### Goal
Leave out the pictures and repeat the rest of the material exactly.

A block of data
[START]

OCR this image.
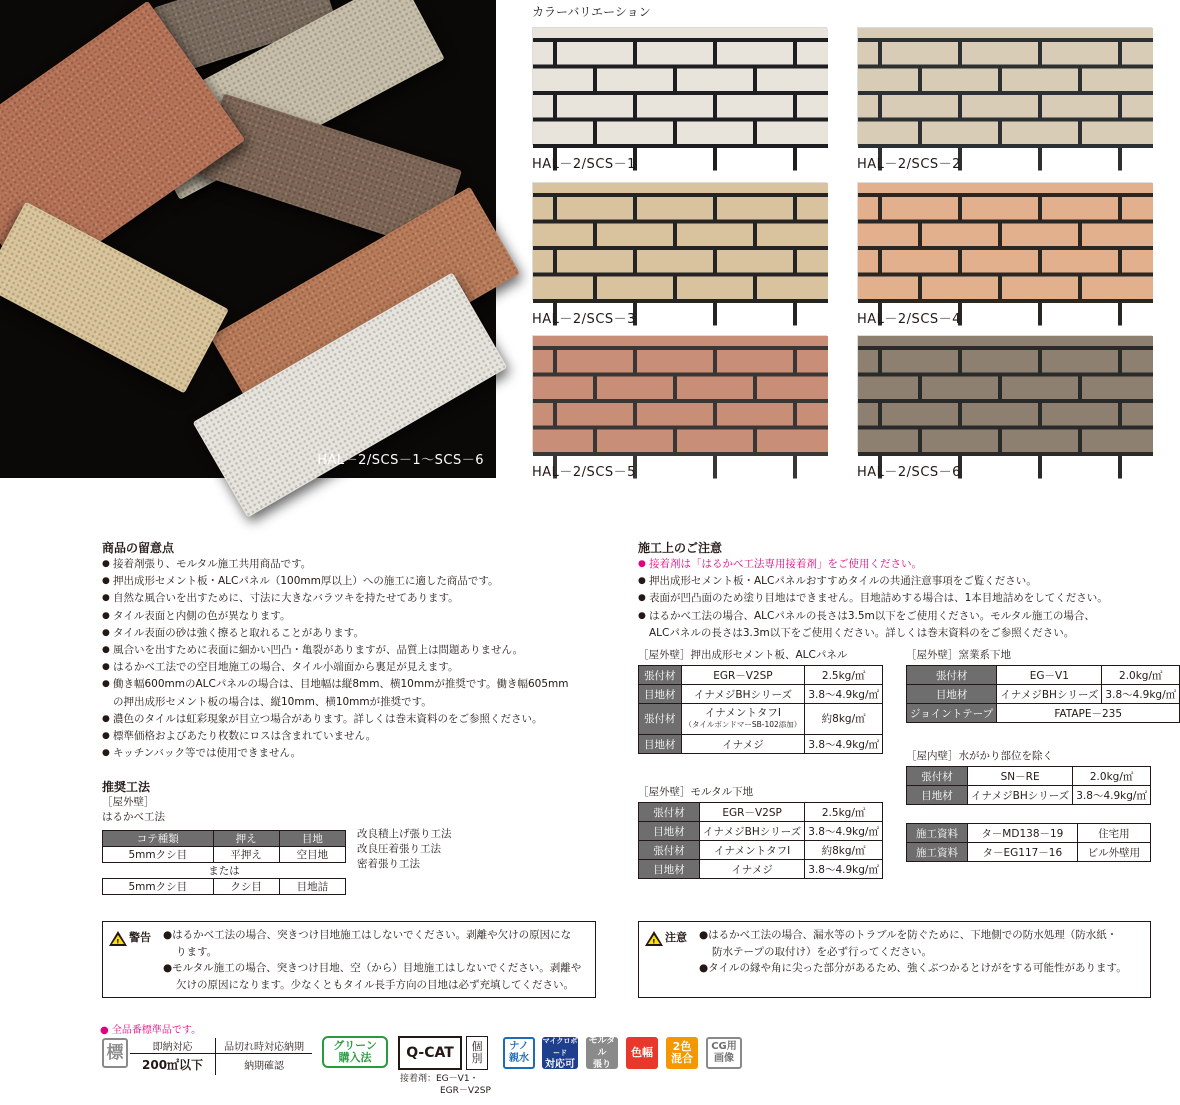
HAL－2/SCS－1～SCS－6
カラーバリエーション
HAL－2/SCS－1	HAL－2/SCS－2
HAL－2/SCS－3	HAL－2/SCS－4
HAL－2/SCS－5	HAL－2/SCS－6
商品の留意点
● 接着剤張り、モルタル施工共用商品です。
● 押出成形セメント板・ALCパネル（100mm厚以上）への施工に適した商品です。
● 自然な風合いを出すために、寸法に大きなバラツキを持たせてあります。
● タイル表面と内側の色が異なります。
● タイル表面の砂は強く擦ると取れることがあります。
● 風合いを出すために表面に細かい凹凸・亀裂がありますが、品質上は問題ありません。
● はるかべ工法での空目地施工の場合、タイル小端面から裏足が見えます。
● 働き幅600mmのALCパネルの場合は、目地幅は縦8mm、横10mmが推奨です。働き幅605mm
の押出成形セメント板の場合は、縦10mm、横10mmが推奨です。
● 濃色のタイルは虹彩現象が目立つ場合があります。詳しくは巻末資料のをご参照ください。
● 標準価格およびあたり枚数にロスは含まれていません。
● キッチンバック等では使用できません。
推奨工法
［屋外壁］
はるかべ工法
コテ種類	押え	目地
5mmクシ目	平押え	空目地
または		
5mmクシ目	クシ目	目地詰
改良積上げ張り工法
改良圧着張り工法
密着張り工法
施工上のご注意
● 接着剤は「はるかべ工法専用接着剤」をご使用ください。
● 押出成形セメント板・ALCパネルおすすめタイルの共通注意事項をご覧ください。
● 表面が凹凸面のため塗り目地はできません。目地詰めする場合は、1本目地詰めをしてください。
● はるかべ工法の場合、ALCパネルの長さは3.5m以下をご使用ください。モルタル施工の場合、
ALCパネルの長さは3.3m以下をご使用ください。詳しくは巻末資料のをご参照ください。
［屋外壁］押出成形セメント板、ALCパネル
張付材	EGR－V2SP	2.5kg/㎡
目地材	イナメジBHシリーズ	3.8～4.9kg/㎡
張付材	イナメントタフⅠ
（タイルボンドマーSB-102添加）	約8kg/㎡
目地材	イナメジ	3.8～4.9kg/㎡
［屋外壁］モルタル下地
張付材	EGR－V2SP	2.5kg/㎡
目地材	イナメジBHシリーズ	3.8～4.9kg/㎡
張付材	イナメントタフⅠ	約8kg/㎡
目地材	イナメジ	3.8～4.9kg/㎡
［屋外壁］窯業系下地
張付材	EG－V1	2.0kg/㎡
目地材	イナメジBHシリーズ	3.8～4.9kg/㎡
ジョイントテープ	FATAPE－235	
［屋内壁］水がかり部位を除く
張付材	SN－RE	2.0kg/㎡
目地材	イナメジBHシリーズ	3.8～4.9kg/㎡
施工資料	タ－MD138－19	住宅用
施工資料	タ－EG117－16	ビル外壁用
! 警告 ●はるかべ工法の場合、突きつけ目地施工はしないでください。剥離や欠けの原因にな
ります。
●モルタル施工の場合、突きつけ目地、空（から）目地施工はしないでください。剥離や
欠けの原因になります。少なくともタイル長手方向の目地は必ず充填してください。
! 注意 ●はるかべ工法の場合、漏水等のトラブルを防ぐために、下地側での防水処理（防水紙・
防水テープの取付け）を必ず行ってください。
●タイルの縁や角に尖った部分があるため、強くぶつかるとけがをする可能性があります。
● 全品番標準品です。
標	即納対応	品切れ時対応納期
200㎡以下	納期確認
グリーン
購入法 Q-CAT 個
別
ナノ
親水
マイクロボード
対応可
モルタル
張り
色幅	2色
混合
CG用
画像
接着剤：EG－V1・
EGR－V2SP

[END]

### Exercise result
OCR this image.
HAL－2/SCS－1～SCS－6
カラーバリエーション
HAL－2/SCS－1	HAL－2/SCS－2
HAL－2/SCS－3	HAL－2/SCS－4
HAL－2/SCS－5	HAL－2/SCS－6
商品の留意点
● 接着剤張り、モルタル施工共用商品です。
● 押出成形セメント板・ALCパネル（100mm厚以上）への施工に適した商品です。
● 自然な風合いを出すために、寸法に大きなバラツキを持たせてあります。
● タイル表面と内側の色が異なります。
● タイル表面の砂は強く擦ると取れることがあります。
● 風合いを出すために表面に細かい凹凸・亀裂がありますが、品質上は問題ありません。
● はるかべ工法での空目地施工の場合、タイル小端面から裏足が見えます。
● 働き幅600mmのALCパネルの場合は、目地幅は縦8mm、横10mmが推奨です。働き幅605mm
の押出成形セメント板の場合は、縦10mm、横10mmが推奨です。
● 濃色のタイルは虹彩現象が目立つ場合があります。詳しくは巻末資料のをご参照ください。
● 標準価格およびあたり枚数にロスは含まれていません。
● キッチンバック等では使用できません。
推奨工法
［屋外壁］
はるかべ工法
コテ種類	押え	目地
5mmクシ目	平押え	空目地
または		
5mmクシ目	クシ目	目地詰
改良積上げ張り工法
改良圧着張り工法
密着張り工法
施工上のご注意
● 接着剤は「はるかべ工法専用接着剤」をご使用ください。
● 押出成形セメント板・ALCパネルおすすめタイルの共通注意事項をご覧ください。
● 表面が凹凸面のため塗り目地はできません。目地詰めする場合は、1本目地詰めをしてください。
● はるかべ工法の場合、ALCパネルの長さは3.5m以下をご使用ください。モルタル施工の場合、
ALCパネルの長さは3.3m以下をご使用ください。詳しくは巻末資料のをご参照ください。
［屋外壁］押出成形セメント板、ALCパネル
張付材	EGR－V2SP	2.5kg/㎡
目地材	イナメジBHシリーズ	3.8～4.9kg/㎡
張付材	イナメントタフⅠ
（タイルボンドマーSB-102添加）	約8kg/㎡
目地材	イナメジ	3.8～4.9kg/㎡
［屋外壁］モルタル下地
張付材	EGR－V2SP	2.5kg/㎡
目地材	イナメジBHシリーズ	3.8～4.9kg/㎡
張付材	イナメントタフⅠ	約8kg/㎡
目地材	イナメジ	3.8～4.9kg/㎡
［屋外壁］窯業系下地
張付材	EG－V1	2.0kg/㎡
目地材	イナメジBHシリーズ	3.8～4.9kg/㎡
ジョイントテープ	FATAPE－235	
［屋内壁］水がかり部位を除く
張付材	SN－RE	2.0kg/㎡
目地材	イナメジBHシリーズ	3.8～4.9kg/㎡
施工資料	タ－MD138－19	住宅用
施工資料	タ－EG117－16	ビル外壁用
! 警告 ●はるかべ工法の場合、突きつけ目地施工はしないでください。剥離や欠けの原因にな
ります。
●モルタル施工の場合、突きつけ目地、空（から）目地施工はしないでください。剥離や
欠けの原因になります。少なくともタイル長手方向の目地は必ず充填してください。
! 注意 ●はるかべ工法の場合、漏水等のトラブルを防ぐために、下地側での防水処理（防水紙・
防水テープの取付け）を必ず行ってください。
●タイルの縁や角に尖った部分があるため、強くぶつかるとけがをする可能性があります。
● 全品番標準品です。
標	即納対応	品切れ時対応納期
200㎡以下	納期確認
グリーン
購入法 Q-CAT 個
別
ナノ
親水
マイクロボード
対応可
モルタル
張り
色幅	2色
混合
CG用
画像
接着剤：EG－V1・
EGR－V2SP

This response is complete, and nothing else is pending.